- **The request**:
Write every line of the material out exactly as shown.

══ Material ══

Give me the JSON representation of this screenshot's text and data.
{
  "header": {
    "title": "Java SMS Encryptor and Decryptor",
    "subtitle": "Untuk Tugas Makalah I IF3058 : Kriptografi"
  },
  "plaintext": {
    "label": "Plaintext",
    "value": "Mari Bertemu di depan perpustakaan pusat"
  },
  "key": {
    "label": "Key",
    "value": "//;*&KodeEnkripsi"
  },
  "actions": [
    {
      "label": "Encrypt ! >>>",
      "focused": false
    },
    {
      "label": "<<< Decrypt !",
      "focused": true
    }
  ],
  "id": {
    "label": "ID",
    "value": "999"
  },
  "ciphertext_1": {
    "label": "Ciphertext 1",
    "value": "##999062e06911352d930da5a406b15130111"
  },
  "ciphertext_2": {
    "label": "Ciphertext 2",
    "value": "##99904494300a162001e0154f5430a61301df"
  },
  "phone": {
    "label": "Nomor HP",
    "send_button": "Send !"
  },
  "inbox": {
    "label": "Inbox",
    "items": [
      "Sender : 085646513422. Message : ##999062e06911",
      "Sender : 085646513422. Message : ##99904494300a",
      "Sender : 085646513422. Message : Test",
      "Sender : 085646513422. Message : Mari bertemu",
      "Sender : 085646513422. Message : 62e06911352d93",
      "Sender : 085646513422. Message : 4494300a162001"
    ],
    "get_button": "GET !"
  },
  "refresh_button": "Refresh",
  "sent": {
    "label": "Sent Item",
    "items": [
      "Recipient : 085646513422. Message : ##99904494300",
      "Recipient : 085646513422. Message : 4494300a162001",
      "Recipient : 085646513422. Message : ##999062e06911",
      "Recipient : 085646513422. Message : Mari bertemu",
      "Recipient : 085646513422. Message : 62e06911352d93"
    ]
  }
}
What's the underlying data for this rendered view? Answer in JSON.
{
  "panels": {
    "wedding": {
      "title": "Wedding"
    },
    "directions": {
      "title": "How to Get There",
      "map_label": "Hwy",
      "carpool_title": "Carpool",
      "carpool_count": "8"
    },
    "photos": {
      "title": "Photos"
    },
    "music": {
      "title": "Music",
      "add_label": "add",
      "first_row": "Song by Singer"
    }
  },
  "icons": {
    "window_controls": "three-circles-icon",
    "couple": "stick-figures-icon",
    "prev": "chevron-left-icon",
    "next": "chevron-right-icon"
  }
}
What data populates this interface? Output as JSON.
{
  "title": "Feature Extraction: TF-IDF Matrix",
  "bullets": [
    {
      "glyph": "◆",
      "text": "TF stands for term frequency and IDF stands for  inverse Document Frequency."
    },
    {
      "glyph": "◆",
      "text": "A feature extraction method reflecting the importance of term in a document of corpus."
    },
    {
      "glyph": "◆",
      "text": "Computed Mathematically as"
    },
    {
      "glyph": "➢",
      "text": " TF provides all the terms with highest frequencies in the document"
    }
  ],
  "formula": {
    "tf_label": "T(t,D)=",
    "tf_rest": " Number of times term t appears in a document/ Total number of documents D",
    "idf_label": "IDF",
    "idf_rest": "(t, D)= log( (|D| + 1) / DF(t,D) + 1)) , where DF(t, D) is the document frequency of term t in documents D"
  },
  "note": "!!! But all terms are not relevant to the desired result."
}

═══

- **Exercise output**:
Give me the JSON representation of this screenshot's text and data.
{
  "header": {
    "title": "Java SMS Encryptor and Decryptor",
    "subtitle": "Untuk Tugas Makalah I IF3058 : Kriptografi"
  },
  "plaintext": {
    "label": "Plaintext",
    "value": "Mari Bertemu di depan perpustakaan pusat"
  },
  "key": {
    "label": "Key",
    "value": "//;*&KodeEnkripsi"
  },
  "actions": [
    {
      "label": "Encrypt ! >>>",
      "focused": false
    },
    {
      "label": "<<< Decrypt !",
      "focused": true
    }
  ],
  "id": {
    "label": "ID",
    "value": "999"
  },
  "ciphertext_1": {
    "label": "Ciphertext 1",
    "value": "##999062e06911352d930da5a406b15130111"
  },
  "ciphertext_2": {
    "label": "Ciphertext 2",
    "value": "##99904494300a162001e0154f5430a61301df"
  },
  "phone": {
    "label": "Nomor HP",
    "send_button": "Send !"
  },
  "inbox": {
    "label": "Inbox",
    "items": [
      "Sender : 085646513422. Message : ##999062e06911",
      "Sender : 085646513422. Message : ##99904494300a",
      "Sender : 085646513422. Message : Test",
      "Sender : 085646513422. Message : Mari bertemu",
      "Sender : 085646513422. Message : 62e06911352d93",
      "Sender : 085646513422. Message : 4494300a162001"
    ],
    "get_button": "GET !"
  },
  "refresh_button": "Refresh",
  "sent": {
    "label": "Sent Item",
    "items": [
      "Recipient : 085646513422. Message : ##99904494300",
      "Recipient : 085646513422. Message : 4494300a162001",
      "Recipient : 085646513422. Message : ##999062e06911",
      "Recipient : 085646513422. Message : Mari bertemu",
      "Recipient : 085646513422. Message : 62e06911352d93"
    ]
  }
}
What's the underlying data for this rendered view? Answer in JSON.
{
  "panels": {
    "wedding": {
      "title": "Wedding"
    },
    "directions": {
      "title": "How to Get There",
      "map_label": "Hwy",
      "carpool_title": "Carpool",
      "carpool_count": "8"
    },
    "photos": {
      "title": "Photos"
    },
    "music": {
      "title": "Music",
      "add_label": "add",
      "first_row": "Song by Singer"
    }
  },
  "icons": {
    "window_controls": "three-circles-icon",
    "couple": "stick-figures-icon",
    "prev": "chevron-left-icon",
    "next": "chevron-right-icon"
  }
}
What data populates this interface? Output as JSON.
{
  "title": "Feature Extraction: TF-IDF Matrix",
  "bullets": [
    {
      "glyph": "◆",
      "text": "TF stands for term frequency and IDF stands for  inverse Document Frequency."
    },
    {
      "glyph": "◆",
      "text": "A feature extraction method reflecting the importance of term in a document of corpus."
    },
    {
      "glyph": "◆",
      "text": "Computed Mathematically as"
    },
    {
      "glyph": "➢",
      "text": " TF provides all the terms with highest frequencies in the document"
    }
  ],
  "formula": {
    "tf_label": "T(t,D)=",
    "tf_rest": " Number of times term t appears in a document/ Total number of documents D",
    "idf_label": "IDF",
    "idf_rest": "(t, D)= log( (|D| + 1) / DF(t,D) + 1)) , where DF(t, D) is the document frequency of term t in documents D"
  },
  "note": "!!! But all terms are not relevant to the desired result."
}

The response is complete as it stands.